#### Supplied entries
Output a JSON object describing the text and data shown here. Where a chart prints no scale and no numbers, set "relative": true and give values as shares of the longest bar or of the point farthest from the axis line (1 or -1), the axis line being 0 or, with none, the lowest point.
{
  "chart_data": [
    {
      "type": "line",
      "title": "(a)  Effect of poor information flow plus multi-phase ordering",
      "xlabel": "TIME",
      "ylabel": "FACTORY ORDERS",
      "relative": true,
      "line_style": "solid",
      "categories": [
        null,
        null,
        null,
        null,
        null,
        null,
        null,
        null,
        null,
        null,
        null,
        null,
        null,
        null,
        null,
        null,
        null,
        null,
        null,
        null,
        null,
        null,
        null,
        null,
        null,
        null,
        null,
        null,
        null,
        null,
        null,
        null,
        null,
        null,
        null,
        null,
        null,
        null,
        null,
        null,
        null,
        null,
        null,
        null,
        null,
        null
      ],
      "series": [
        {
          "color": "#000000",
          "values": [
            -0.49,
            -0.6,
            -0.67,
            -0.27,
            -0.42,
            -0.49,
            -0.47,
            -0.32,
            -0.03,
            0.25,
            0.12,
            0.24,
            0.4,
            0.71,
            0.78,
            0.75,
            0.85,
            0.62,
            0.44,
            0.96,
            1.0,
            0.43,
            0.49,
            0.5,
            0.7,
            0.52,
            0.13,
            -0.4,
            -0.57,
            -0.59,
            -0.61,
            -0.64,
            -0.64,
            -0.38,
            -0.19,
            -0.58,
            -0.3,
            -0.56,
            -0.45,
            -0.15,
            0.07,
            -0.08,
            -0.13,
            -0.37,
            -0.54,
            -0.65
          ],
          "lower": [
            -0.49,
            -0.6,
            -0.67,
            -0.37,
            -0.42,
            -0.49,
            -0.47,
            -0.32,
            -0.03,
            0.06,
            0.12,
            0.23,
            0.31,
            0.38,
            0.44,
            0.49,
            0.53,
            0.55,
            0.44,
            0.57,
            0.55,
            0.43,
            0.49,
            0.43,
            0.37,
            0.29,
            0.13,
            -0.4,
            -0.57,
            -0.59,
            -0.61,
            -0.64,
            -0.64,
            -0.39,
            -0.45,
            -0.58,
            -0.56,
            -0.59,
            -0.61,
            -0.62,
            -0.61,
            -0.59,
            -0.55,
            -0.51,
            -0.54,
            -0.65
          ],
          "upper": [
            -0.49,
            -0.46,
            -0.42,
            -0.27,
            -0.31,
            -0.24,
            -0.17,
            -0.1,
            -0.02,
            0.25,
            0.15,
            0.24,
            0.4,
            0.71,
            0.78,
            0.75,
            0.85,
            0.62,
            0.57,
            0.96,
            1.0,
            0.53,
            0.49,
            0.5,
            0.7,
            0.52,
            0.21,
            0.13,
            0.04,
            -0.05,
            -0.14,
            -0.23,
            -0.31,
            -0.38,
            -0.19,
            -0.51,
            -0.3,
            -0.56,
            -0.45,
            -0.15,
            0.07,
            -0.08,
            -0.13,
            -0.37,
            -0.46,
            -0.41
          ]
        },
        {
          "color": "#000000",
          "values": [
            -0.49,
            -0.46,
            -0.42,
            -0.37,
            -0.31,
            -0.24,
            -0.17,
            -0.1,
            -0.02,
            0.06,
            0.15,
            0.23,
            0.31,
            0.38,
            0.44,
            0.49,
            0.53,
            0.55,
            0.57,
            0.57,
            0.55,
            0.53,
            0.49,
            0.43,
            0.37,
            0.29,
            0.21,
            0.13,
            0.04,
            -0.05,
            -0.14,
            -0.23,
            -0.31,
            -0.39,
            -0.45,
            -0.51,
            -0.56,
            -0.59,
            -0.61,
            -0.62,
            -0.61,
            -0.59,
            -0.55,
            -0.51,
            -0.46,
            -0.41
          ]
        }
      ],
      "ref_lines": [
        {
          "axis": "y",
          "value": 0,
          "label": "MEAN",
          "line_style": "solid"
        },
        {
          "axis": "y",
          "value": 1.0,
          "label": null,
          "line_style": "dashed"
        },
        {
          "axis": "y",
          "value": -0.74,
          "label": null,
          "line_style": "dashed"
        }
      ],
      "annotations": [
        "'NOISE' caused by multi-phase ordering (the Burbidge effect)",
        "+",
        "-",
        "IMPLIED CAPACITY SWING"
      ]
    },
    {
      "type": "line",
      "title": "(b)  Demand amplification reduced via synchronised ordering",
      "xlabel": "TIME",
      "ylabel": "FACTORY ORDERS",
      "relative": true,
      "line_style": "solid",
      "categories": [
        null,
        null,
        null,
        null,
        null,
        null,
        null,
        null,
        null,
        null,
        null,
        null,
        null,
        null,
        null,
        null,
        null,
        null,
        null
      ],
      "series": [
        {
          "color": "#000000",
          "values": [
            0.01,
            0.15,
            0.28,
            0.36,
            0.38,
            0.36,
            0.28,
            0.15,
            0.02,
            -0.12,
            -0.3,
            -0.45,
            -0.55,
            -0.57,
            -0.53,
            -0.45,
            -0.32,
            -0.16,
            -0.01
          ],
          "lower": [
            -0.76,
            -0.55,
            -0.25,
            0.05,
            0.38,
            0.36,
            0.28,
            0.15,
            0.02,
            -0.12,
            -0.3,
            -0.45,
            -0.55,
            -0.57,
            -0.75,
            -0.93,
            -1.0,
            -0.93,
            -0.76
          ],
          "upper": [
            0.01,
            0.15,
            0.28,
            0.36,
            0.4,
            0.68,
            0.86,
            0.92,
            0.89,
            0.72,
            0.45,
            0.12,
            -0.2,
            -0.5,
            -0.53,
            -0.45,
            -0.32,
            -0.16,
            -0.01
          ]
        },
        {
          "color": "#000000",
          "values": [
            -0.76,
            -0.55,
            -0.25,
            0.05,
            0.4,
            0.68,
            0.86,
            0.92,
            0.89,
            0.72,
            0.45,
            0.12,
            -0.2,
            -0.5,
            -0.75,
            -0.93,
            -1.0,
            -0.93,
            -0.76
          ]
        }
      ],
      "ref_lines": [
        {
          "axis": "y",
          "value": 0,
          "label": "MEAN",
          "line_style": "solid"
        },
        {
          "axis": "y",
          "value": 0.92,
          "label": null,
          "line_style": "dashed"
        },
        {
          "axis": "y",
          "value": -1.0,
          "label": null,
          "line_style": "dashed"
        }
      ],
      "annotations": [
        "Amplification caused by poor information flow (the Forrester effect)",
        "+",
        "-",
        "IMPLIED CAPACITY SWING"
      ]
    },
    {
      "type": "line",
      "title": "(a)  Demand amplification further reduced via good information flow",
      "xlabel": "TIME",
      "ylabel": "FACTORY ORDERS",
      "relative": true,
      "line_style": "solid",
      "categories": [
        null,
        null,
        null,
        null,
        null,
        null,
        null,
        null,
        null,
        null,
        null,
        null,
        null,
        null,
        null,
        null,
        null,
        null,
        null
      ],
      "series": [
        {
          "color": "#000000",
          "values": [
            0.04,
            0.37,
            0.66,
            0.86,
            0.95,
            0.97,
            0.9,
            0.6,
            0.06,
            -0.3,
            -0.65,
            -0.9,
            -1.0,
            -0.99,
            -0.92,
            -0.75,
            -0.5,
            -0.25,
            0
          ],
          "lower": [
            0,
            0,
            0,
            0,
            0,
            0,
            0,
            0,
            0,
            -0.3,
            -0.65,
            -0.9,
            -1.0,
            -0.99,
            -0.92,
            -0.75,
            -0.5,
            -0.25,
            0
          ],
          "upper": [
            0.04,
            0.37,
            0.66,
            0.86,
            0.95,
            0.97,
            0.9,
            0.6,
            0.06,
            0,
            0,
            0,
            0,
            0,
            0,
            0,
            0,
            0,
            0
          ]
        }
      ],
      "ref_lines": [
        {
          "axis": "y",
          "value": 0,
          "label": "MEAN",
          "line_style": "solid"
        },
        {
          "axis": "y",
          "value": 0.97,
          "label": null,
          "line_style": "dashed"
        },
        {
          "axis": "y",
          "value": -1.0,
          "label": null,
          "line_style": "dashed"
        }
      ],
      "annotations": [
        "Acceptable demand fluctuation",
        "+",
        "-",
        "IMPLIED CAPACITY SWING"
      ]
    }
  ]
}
########
Copy out each line of the data containing the string "flow".

**Result below**
      "title": "(a)  Effect of poor information flow plus multi-phase ordering",
        "Amplification caused by poor information flow (the Forrester effect)",
      "title": "(a)  Demand amplification further reduced via good information flow",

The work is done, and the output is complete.